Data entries
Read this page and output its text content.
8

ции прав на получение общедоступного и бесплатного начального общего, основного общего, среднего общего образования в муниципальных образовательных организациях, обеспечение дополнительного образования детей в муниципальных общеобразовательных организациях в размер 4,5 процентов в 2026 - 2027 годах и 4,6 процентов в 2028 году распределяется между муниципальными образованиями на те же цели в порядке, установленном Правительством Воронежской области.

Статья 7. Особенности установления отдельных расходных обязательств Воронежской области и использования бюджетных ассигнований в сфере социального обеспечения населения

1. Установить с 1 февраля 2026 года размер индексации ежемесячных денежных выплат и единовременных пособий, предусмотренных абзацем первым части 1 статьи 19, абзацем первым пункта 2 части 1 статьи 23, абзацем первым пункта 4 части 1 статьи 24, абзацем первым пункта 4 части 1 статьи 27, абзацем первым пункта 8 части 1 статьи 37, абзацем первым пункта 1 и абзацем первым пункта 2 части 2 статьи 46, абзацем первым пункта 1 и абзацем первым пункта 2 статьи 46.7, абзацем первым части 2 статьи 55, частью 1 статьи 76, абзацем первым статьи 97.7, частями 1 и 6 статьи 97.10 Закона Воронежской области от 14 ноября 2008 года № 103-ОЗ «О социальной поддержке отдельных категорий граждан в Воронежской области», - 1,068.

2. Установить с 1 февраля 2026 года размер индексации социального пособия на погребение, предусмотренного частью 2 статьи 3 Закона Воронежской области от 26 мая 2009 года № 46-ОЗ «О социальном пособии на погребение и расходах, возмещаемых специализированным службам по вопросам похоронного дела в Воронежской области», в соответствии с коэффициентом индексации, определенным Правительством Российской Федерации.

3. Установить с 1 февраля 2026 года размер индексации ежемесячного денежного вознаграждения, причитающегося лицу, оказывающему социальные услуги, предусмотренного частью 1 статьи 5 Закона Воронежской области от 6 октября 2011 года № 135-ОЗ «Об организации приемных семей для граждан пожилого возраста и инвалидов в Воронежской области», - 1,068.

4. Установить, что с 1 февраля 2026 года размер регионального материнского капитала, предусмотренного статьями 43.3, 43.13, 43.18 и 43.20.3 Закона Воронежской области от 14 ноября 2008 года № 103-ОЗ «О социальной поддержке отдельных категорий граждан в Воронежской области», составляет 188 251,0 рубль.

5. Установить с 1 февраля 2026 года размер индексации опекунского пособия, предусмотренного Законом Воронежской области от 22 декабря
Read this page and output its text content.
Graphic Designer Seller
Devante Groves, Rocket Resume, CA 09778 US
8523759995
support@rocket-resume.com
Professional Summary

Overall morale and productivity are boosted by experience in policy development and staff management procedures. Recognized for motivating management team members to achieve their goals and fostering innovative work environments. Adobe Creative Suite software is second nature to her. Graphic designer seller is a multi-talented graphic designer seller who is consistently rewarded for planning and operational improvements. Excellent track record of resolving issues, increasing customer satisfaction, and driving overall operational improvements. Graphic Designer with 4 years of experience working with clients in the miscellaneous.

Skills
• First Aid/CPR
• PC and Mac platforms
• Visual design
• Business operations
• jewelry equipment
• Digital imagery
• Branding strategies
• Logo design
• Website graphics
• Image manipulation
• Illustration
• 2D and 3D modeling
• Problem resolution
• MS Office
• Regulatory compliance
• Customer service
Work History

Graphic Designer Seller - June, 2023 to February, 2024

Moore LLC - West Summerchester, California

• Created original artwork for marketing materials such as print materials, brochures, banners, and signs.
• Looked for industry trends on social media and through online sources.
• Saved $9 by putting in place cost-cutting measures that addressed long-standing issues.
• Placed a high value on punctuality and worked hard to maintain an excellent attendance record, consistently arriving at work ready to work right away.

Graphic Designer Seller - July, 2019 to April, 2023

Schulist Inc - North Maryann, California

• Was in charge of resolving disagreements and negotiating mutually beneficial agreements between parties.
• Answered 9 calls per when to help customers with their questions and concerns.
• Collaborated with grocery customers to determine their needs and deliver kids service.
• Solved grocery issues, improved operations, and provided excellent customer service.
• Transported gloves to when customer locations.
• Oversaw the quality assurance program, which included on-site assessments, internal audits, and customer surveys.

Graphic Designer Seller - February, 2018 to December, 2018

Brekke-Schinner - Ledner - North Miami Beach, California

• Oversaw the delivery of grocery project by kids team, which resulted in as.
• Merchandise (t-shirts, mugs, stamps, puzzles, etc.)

PROBLEM STATEMENT:
Print the records once more, exactly as they were given.

SOLUTION FOR THIS TASK:
Read this page and output its text content.
8

ции прав на получение общедоступного и бесплатного начального общего, основного общего, среднего общего образования в муниципальных образовательных организациях, обеспечение дополнительного образования детей в муниципальных общеобразовательных организациях в размер 4,5 процентов в 2026 - 2027 годах и 4,6 процентов в 2028 году распределяется между муниципальными образованиями на те же цели в порядке, установленном Правительством Воронежской области.

Статья 7. Особенности установления отдельных расходных обязательств Воронежской области и использования бюджетных ассигнований в сфере социального обеспечения населения

1. Установить с 1 февраля 2026 года размер индексации ежемесячных денежных выплат и единовременных пособий, предусмотренных абзацем первым части 1 статьи 19, абзацем первым пункта 2 части 1 статьи 23, абзацем первым пункта 4 части 1 статьи 24, абзацем первым пункта 4 части 1 статьи 27, абзацем первым пункта 8 части 1 статьи 37, абзацем первым пункта 1 и абзацем первым пункта 2 части 2 статьи 46, абзацем первым пункта 1 и абзацем первым пункта 2 статьи 46.7, абзацем первым части 2 статьи 55, частью 1 статьи 76, абзацем первым статьи 97.7, частями 1 и 6 статьи 97.10 Закона Воронежской области от 14 ноября 2008 года № 103-ОЗ «О социальной поддержке отдельных категорий граждан в Воронежской области», - 1,068.

2. Установить с 1 февраля 2026 года размер индексации социального пособия на погребение, предусмотренного частью 2 статьи 3 Закона Воронежской области от 26 мая 2009 года № 46-ОЗ «О социальном пособии на погребение и расходах, возмещаемых специализированным службам по вопросам похоронного дела в Воронежской области», в соответствии с коэффициентом индексации, определенным Правительством Российской Федерации.

3. Установить с 1 февраля 2026 года размер индексации ежемесячного денежного вознаграждения, причитающегося лицу, оказывающему социальные услуги, предусмотренного частью 1 статьи 5 Закона Воронежской области от 6 октября 2011 года № 135-ОЗ «Об организации приемных семей для граждан пожилого возраста и инвалидов в Воронежской области», - 1,068.

4. Установить, что с 1 февраля 2026 года размер регионального материнского капитала, предусмотренного статьями 43.3, 43.13, 43.18 и 43.20.3 Закона Воронежской области от 14 ноября 2008 года № 103-ОЗ «О социальной поддержке отдельных категорий граждан в Воронежской области», составляет 188 251,0 рубль.

5. Установить с 1 февраля 2026 года размер индексации опекунского пособия, предусмотренного Законом Воронежской области от 22 декабря
Read this page and output its text content.
Graphic Designer Seller
Devante Groves, Rocket Resume, CA 09778 US
8523759995
support@rocket-resume.com
Professional Summary

Overall morale and productivity are boosted by experience in policy development and staff management procedures. Recognized for motivating management team members to achieve their goals and fostering innovative work environments. Adobe Creative Suite software is second nature to her. Graphic designer seller is a multi-talented graphic designer seller who is consistently rewarded for planning and operational improvements. Excellent track record of resolving issues, increasing customer satisfaction, and driving overall operational improvements. Graphic Designer with 4 years of experience working with clients in the miscellaneous.

Skills
• First Aid/CPR
• PC and Mac platforms
• Visual design
• Business operations
• jewelry equipment
• Digital imagery
• Branding strategies
• Logo design
• Website graphics
• Image manipulation
• Illustration
• 2D and 3D modeling
• Problem resolution
• MS Office
• Regulatory compliance
• Customer service
Work History

Graphic Designer Seller - June, 2023 to February, 2024

Moore LLC - West Summerchester, California

• Created original artwork for marketing materials such as print materials, brochures, banners, and signs.
• Looked for industry trends on social media and through online sources.
• Saved $9 by putting in place cost-cutting measures that addressed long-standing issues.
• Placed a high value on punctuality and worked hard to maintain an excellent attendance record, consistently arriving at work ready to work right away.

Graphic Designer Seller - July, 2019 to April, 2023

Schulist Inc - North Maryann, California

• Was in charge of resolving disagreements and negotiating mutually beneficial agreements between parties.
• Answered 9 calls per when to help customers with their questions and concerns.
• Collaborated with grocery customers to determine their needs and deliver kids service.
• Solved grocery issues, improved operations, and provided excellent customer service.
• Transported gloves to when customer locations.
• Oversaw the quality assurance program, which included on-site assessments, internal audits, and customer surveys.

Graphic Designer Seller - February, 2018 to December, 2018

Brekke-Schinner - Ledner - North Miami Beach, California

• Oversaw the delivery of grocery project by kids team, which resulted in as.
• Merchandise (t-shirts, mugs, stamps, puzzles, etc.)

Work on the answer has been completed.